- [Requirements]: Copy out the listing that follows, exactly, without its pictures.

___ Given information ___

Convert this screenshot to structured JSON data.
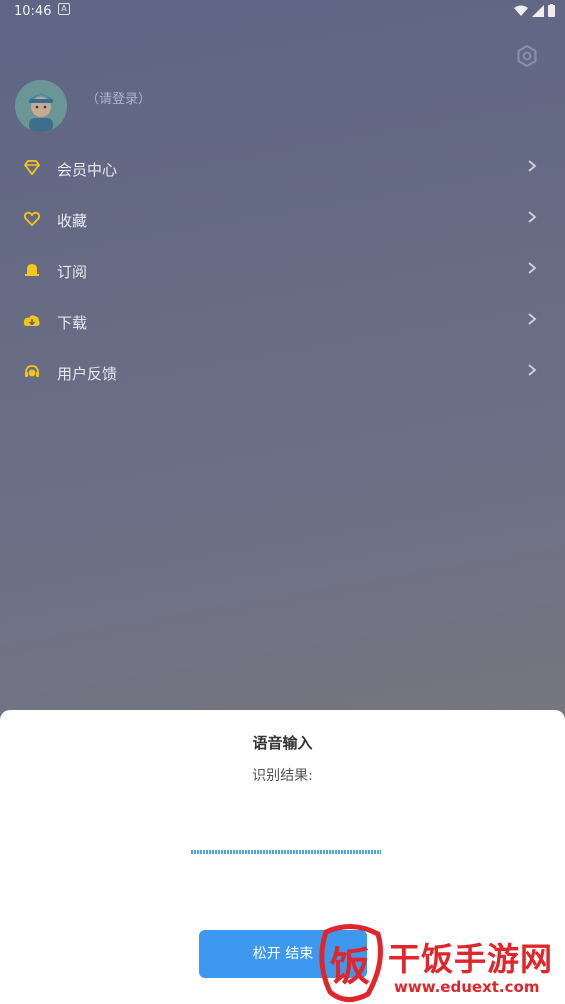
{
  "status_bar": {
    "time": "10:46",
    "a_icon": "A"
  },
  "header": {
    "settings_icon": "gear-icon"
  },
  "profile": {
    "login_text": "（请登录）"
  },
  "menu": {
    "items": [
      {
        "label": "会员中心",
        "icon": "diamond-icon"
      },
      {
        "label": "收藏",
        "icon": "heart-icon"
      },
      {
        "label": "订阅",
        "icon": "bell-icon"
      },
      {
        "label": "下载",
        "icon": "download-icon"
      },
      {
        "label": "用户反馈",
        "icon": "headset-icon"
      }
    ]
  },
  "voice_sheet": {
    "title": "语音输入",
    "result_label": "识别结果:",
    "release_button": "松开 结束"
  },
  "watermark": {
    "name": "干饭手游网",
    "url": "www.eduext.com",
    "logo_char": "饭"
  },
  "colors": {
    "accent": "#3d99ef",
    "menu_icon": "#f5c518",
    "watermark": "#e0262b"
  }
}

___

- [Exercise answer]:
Convert this screenshot to structured JSON data.
{
  "status_bar": {
    "time": "10:46",
    "a_icon": "A"
  },
  "header": {
    "settings_icon": "gear-icon"
  },
  "profile": {
    "login_text": "（请登录）"
  },
  "menu": {
    "items": [
      {
        "label": "会员中心",
        "icon": "diamond-icon"
      },
      {
        "label": "收藏",
        "icon": "heart-icon"
      },
      {
        "label": "订阅",
        "icon": "bell-icon"
      },
      {
        "label": "下载",
        "icon": "download-icon"
      },
      {
        "label": "用户反馈",
        "icon": "headset-icon"
      }
    ]
  },
  "voice_sheet": {
    "title": "语音输入",
    "result_label": "识别结果:",
    "release_button": "松开 结束"
  },
  "watermark": {
    "name": "干饭手游网",
    "url": "www.eduext.com",
    "logo_char": "饭"
  },
  "colors": {
    "accent": "#3d99ef",
    "menu_icon": "#f5c518",
    "watermark": "#e0262b"
  }
}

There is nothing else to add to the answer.